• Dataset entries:
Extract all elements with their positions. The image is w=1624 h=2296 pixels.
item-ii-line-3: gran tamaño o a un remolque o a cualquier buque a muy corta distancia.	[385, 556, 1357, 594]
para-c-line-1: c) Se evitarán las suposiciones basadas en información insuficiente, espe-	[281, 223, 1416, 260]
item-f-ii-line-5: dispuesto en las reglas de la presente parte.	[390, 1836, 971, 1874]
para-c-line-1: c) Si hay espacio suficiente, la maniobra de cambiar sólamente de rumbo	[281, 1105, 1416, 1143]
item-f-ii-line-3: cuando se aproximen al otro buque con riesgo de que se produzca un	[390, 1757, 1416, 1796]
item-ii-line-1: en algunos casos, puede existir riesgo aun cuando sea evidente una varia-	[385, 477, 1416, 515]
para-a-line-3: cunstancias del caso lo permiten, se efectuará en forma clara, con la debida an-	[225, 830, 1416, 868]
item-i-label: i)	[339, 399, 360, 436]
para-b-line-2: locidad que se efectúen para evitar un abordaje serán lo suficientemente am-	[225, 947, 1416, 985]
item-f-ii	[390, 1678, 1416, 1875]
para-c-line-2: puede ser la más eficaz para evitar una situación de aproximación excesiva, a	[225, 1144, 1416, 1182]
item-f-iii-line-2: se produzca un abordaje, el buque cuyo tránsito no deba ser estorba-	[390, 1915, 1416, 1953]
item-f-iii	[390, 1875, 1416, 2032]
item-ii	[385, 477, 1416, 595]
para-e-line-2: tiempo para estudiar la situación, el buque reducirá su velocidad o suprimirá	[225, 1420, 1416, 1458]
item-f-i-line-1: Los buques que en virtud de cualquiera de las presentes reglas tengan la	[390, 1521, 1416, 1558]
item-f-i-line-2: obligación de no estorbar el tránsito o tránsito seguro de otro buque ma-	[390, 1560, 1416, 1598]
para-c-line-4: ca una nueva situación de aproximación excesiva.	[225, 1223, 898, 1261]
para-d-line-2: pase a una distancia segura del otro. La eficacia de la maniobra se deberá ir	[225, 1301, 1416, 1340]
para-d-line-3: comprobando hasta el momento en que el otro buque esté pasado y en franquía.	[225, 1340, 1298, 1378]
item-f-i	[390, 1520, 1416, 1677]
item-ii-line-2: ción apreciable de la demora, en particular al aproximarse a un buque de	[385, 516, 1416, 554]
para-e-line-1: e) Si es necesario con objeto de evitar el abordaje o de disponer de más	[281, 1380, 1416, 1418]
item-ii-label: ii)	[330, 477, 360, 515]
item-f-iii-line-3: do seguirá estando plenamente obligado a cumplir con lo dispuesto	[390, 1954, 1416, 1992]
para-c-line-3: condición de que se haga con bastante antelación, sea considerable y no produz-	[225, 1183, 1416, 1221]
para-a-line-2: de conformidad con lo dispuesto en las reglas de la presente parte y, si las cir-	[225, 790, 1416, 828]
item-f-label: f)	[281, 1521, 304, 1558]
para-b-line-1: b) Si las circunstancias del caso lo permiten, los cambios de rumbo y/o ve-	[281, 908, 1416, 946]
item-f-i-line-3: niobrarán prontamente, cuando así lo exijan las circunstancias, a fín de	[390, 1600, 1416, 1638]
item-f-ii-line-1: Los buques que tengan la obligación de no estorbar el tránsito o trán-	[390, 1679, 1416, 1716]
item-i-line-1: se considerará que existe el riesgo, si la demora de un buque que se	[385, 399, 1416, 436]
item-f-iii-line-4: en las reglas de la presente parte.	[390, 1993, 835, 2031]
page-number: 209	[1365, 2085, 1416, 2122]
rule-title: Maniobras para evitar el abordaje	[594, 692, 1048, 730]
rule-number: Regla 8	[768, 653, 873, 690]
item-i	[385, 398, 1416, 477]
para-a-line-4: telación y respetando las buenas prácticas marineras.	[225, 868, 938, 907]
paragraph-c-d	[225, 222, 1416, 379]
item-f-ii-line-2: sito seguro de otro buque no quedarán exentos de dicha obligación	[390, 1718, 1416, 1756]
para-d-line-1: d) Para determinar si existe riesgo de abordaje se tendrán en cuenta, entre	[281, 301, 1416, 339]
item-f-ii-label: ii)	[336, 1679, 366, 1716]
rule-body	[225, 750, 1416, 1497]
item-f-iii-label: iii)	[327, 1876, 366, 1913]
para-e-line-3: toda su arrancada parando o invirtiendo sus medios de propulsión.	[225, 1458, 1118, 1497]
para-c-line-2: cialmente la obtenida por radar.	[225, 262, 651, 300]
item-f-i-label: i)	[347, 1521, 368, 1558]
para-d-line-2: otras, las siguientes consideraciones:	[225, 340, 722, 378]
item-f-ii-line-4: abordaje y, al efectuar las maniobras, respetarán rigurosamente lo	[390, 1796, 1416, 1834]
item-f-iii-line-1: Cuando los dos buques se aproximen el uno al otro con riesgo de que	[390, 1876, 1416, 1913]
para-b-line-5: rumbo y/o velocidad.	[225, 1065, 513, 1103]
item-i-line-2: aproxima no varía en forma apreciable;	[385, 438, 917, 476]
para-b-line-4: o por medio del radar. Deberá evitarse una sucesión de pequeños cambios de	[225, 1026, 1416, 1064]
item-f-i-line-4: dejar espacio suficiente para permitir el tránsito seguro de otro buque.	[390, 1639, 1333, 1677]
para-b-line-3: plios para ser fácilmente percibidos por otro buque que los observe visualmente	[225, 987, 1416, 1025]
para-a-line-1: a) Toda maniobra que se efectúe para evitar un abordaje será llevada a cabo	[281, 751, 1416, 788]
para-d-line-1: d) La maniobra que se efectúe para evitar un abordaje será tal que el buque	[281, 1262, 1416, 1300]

• What to produce:
Copy these lines word for word, covering every entry above.

• Solution to this problem:
Extract all elements with their positions. The image is w=1624 h=2296 pixels.
item-ii-line-3: gran tamaño o a un remolque o a cualquier buque a muy corta distancia.	[385, 556, 1357, 594]
para-c-line-1: c) Se evitarán las suposiciones basadas en información insuficiente, espe-	[281, 223, 1416, 260]
item-f-ii-line-5: dispuesto en las reglas de la presente parte.	[390, 1836, 971, 1874]
para-c-line-1: c) Si hay espacio suficiente, la maniobra de cambiar sólamente de rumbo	[281, 1105, 1416, 1143]
item-f-ii-line-3: cuando se aproximen al otro buque con riesgo de que se produzca un	[390, 1757, 1416, 1796]
item-ii-line-1: en algunos casos, puede existir riesgo aun cuando sea evidente una varia-	[385, 477, 1416, 515]
para-a-line-3: cunstancias del caso lo permiten, se efectuará en forma clara, con la debida an-	[225, 830, 1416, 868]
item-i-label: i)	[339, 399, 360, 436]
para-b-line-2: locidad que se efectúen para evitar un abordaje serán lo suficientemente am-	[225, 947, 1416, 985]
item-f-ii	[390, 1678, 1416, 1875]
para-c-line-2: puede ser la más eficaz para evitar una situación de aproximación excesiva, a	[225, 1144, 1416, 1182]
item-f-iii-line-2: se produzca un abordaje, el buque cuyo tránsito no deba ser estorba-	[390, 1915, 1416, 1953]
item-f-iii	[390, 1875, 1416, 2032]
item-ii	[385, 477, 1416, 595]
para-e-line-2: tiempo para estudiar la situación, el buque reducirá su velocidad o suprimirá	[225, 1420, 1416, 1458]
item-f-i-line-1: Los buques que en virtud de cualquiera de las presentes reglas tengan la	[390, 1521, 1416, 1558]
item-f-i-line-2: obligación de no estorbar el tránsito o tránsito seguro de otro buque ma-	[390, 1560, 1416, 1598]
para-c-line-4: ca una nueva situación de aproximación excesiva.	[225, 1223, 898, 1261]
para-d-line-2: pase a una distancia segura del otro. La eficacia de la maniobra se deberá ir	[225, 1301, 1416, 1340]
para-d-line-3: comprobando hasta el momento en que el otro buque esté pasado y en franquía.	[225, 1340, 1298, 1378]
item-f-i	[390, 1520, 1416, 1677]
item-ii-line-2: ción apreciable de la demora, en particular al aproximarse a un buque de	[385, 516, 1416, 554]
para-e-line-1: e) Si es necesario con objeto de evitar el abordaje o de disponer de más	[281, 1380, 1416, 1418]
item-ii-label: ii)	[330, 477, 360, 515]
item-f-iii-line-3: do seguirá estando plenamente obligado a cumplir con lo dispuesto	[390, 1954, 1416, 1992]
para-c-line-3: condición de que se haga con bastante antelación, sea considerable y no produz-	[225, 1183, 1416, 1221]
para-a-line-2: de conformidad con lo dispuesto en las reglas de la presente parte y, si las cir-	[225, 790, 1416, 828]
item-f-label: f)	[281, 1521, 304, 1558]
para-b-line-1: b) Si las circunstancias del caso lo permiten, los cambios de rumbo y/o ve-	[281, 908, 1416, 946]
item-f-i-line-3: niobrarán prontamente, cuando así lo exijan las circunstancias, a fín de	[390, 1600, 1416, 1638]
item-f-ii-line-1: Los buques que tengan la obligación de no estorbar el tránsito o trán-	[390, 1679, 1416, 1716]
item-i-line-1: se considerará que existe el riesgo, si la demora de un buque que se	[385, 399, 1416, 436]
item-f-iii-line-4: en las reglas de la presente parte.	[390, 1993, 835, 2031]
page-number: 209	[1365, 2085, 1416, 2122]
rule-title: Maniobras para evitar el abordaje	[594, 692, 1048, 730]
rule-number: Regla 8	[768, 653, 873, 690]
item-i	[385, 398, 1416, 477]
para-a-line-4: telación y respetando las buenas prácticas marineras.	[225, 868, 938, 907]
paragraph-c-d	[225, 222, 1416, 379]
item-f-ii-line-2: sito seguro de otro buque no quedarán exentos de dicha obligación	[390, 1718, 1416, 1756]
para-d-line-1: d) Para determinar si existe riesgo de abordaje se tendrán en cuenta, entre	[281, 301, 1416, 339]
item-f-ii-label: ii)	[336, 1679, 366, 1716]
rule-body	[225, 750, 1416, 1497]
item-f-iii-label: iii)	[327, 1876, 366, 1913]
para-e-line-3: toda su arrancada parando o invirtiendo sus medios de propulsión.	[225, 1458, 1118, 1497]
para-c-line-2: cialmente la obtenida por radar.	[225, 262, 651, 300]
item-f-i-label: i)	[347, 1521, 368, 1558]
para-d-line-2: otras, las siguientes consideraciones:	[225, 340, 722, 378]
item-f-ii-line-4: abordaje y, al efectuar las maniobras, respetarán rigurosamente lo	[390, 1796, 1416, 1834]
item-f-iii-line-1: Cuando los dos buques se aproximen el uno al otro con riesgo de que	[390, 1876, 1416, 1913]
para-b-line-5: rumbo y/o velocidad.	[225, 1065, 513, 1103]
item-i-line-2: aproxima no varía en forma apreciable;	[385, 438, 917, 476]
para-b-line-4: o por medio del radar. Deberá evitarse una sucesión de pequeños cambios de	[225, 1026, 1416, 1064]
item-f-i-line-4: dejar espacio suficiente para permitir el tránsito seguro de otro buque.	[390, 1639, 1333, 1677]
para-b-line-3: plios para ser fácilmente percibidos por otro buque que los observe visualmente	[225, 987, 1416, 1025]
para-a-line-1: a) Toda maniobra que se efectúe para evitar un abordaje será llevada a cabo	[281, 751, 1416, 788]
para-d-line-1: d) La maniobra que se efectúe para evitar un abordaje será tal que el buque	[281, 1262, 1416, 1300]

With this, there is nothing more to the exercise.